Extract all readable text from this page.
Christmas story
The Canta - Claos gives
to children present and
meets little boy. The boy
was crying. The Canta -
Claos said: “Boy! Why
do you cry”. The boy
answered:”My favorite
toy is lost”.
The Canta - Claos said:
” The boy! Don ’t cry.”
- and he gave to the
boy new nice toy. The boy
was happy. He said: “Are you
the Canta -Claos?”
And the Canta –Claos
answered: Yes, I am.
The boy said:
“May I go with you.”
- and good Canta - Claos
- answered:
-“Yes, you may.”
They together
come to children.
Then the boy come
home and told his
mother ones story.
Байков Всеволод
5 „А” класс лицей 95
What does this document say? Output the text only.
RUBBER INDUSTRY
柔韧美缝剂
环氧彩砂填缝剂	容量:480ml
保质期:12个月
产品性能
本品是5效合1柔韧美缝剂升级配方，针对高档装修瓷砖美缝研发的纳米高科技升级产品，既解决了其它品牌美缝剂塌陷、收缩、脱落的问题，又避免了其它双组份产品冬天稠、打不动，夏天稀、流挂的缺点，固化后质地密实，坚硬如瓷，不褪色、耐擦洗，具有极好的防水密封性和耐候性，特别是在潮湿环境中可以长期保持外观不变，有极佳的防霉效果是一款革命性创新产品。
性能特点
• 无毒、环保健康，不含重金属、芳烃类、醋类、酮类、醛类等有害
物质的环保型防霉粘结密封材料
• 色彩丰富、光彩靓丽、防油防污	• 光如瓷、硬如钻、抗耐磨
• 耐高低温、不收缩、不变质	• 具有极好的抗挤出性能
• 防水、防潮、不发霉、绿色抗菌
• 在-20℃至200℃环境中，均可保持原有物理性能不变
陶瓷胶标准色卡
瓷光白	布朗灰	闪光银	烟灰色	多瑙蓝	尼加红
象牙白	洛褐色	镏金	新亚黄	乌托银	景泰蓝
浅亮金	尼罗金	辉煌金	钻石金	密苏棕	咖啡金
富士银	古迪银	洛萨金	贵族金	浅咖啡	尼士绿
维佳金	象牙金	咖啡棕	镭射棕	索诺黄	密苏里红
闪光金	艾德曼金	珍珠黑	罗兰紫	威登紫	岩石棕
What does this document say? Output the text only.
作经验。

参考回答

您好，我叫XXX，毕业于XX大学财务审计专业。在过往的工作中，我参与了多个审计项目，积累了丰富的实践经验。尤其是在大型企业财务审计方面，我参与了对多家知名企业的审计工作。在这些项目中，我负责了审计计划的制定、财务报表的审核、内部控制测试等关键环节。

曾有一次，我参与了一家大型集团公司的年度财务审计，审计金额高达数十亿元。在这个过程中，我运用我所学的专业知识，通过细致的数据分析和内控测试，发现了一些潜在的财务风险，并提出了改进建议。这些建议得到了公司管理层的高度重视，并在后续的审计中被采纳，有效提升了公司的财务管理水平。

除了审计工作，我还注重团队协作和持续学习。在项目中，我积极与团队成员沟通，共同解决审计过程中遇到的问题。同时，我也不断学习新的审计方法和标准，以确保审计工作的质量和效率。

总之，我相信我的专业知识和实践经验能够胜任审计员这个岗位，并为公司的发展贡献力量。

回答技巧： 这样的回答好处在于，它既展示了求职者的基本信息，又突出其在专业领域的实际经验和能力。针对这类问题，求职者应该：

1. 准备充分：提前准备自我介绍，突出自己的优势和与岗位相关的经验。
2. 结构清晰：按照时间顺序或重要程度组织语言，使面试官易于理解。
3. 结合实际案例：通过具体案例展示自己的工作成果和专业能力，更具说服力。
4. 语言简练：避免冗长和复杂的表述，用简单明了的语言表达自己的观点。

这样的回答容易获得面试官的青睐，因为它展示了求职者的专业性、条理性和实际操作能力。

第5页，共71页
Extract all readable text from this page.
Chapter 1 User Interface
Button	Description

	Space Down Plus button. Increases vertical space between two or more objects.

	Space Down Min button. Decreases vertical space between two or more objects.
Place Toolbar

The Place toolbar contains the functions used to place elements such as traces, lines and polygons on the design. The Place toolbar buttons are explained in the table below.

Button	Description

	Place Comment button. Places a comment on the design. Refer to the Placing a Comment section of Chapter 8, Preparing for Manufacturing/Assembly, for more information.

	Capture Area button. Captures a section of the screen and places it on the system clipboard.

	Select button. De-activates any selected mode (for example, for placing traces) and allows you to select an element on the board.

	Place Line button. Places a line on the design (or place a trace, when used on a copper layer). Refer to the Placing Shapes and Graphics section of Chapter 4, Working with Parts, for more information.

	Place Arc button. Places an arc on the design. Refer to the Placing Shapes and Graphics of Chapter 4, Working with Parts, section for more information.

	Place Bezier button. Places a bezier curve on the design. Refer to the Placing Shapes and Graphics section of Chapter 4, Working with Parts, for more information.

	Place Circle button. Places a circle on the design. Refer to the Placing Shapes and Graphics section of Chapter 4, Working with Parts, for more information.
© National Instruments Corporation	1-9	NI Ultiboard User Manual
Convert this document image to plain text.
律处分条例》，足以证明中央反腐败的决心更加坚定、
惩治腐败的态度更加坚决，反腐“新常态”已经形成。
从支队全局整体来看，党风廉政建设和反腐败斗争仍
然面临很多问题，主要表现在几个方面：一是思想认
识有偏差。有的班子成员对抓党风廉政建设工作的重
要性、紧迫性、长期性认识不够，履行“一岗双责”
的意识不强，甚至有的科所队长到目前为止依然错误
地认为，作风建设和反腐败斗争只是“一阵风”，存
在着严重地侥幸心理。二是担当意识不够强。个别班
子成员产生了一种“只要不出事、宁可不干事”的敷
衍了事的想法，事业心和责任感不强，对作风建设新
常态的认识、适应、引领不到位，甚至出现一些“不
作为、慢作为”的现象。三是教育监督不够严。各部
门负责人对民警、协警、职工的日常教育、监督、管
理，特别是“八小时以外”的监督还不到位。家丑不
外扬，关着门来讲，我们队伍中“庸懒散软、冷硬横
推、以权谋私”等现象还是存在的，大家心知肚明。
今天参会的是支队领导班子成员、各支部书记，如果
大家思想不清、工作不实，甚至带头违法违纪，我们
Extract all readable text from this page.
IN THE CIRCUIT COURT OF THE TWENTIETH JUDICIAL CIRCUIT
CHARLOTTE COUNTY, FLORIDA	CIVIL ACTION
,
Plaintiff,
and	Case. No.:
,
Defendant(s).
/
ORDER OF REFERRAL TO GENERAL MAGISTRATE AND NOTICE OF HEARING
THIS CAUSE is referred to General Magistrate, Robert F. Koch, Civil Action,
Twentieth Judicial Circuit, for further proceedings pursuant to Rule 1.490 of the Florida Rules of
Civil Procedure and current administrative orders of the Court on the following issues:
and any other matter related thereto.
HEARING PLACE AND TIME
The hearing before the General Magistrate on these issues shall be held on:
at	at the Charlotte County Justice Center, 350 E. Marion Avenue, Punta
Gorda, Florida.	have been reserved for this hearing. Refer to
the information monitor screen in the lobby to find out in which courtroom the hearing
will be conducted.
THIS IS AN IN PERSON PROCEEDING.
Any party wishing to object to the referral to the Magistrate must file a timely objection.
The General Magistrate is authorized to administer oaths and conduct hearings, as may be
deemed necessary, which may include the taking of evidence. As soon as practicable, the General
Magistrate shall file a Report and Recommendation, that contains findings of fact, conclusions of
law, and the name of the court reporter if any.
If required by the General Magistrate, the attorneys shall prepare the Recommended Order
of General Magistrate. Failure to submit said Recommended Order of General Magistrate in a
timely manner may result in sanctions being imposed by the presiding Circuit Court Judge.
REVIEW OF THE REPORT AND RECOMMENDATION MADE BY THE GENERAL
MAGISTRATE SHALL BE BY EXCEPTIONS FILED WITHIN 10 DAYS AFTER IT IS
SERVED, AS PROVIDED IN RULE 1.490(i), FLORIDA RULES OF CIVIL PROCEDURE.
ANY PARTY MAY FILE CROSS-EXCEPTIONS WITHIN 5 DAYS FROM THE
========
→ **EXERCISE OBJECTIVE**
Where a line in the entries holds "space", copy that line.

→ **RESPONSE TO THE TASK**
	Space Down Plus button. Increases vertical space between two or more objects.
	Space Down Min button. Decreases vertical space between two or more objects.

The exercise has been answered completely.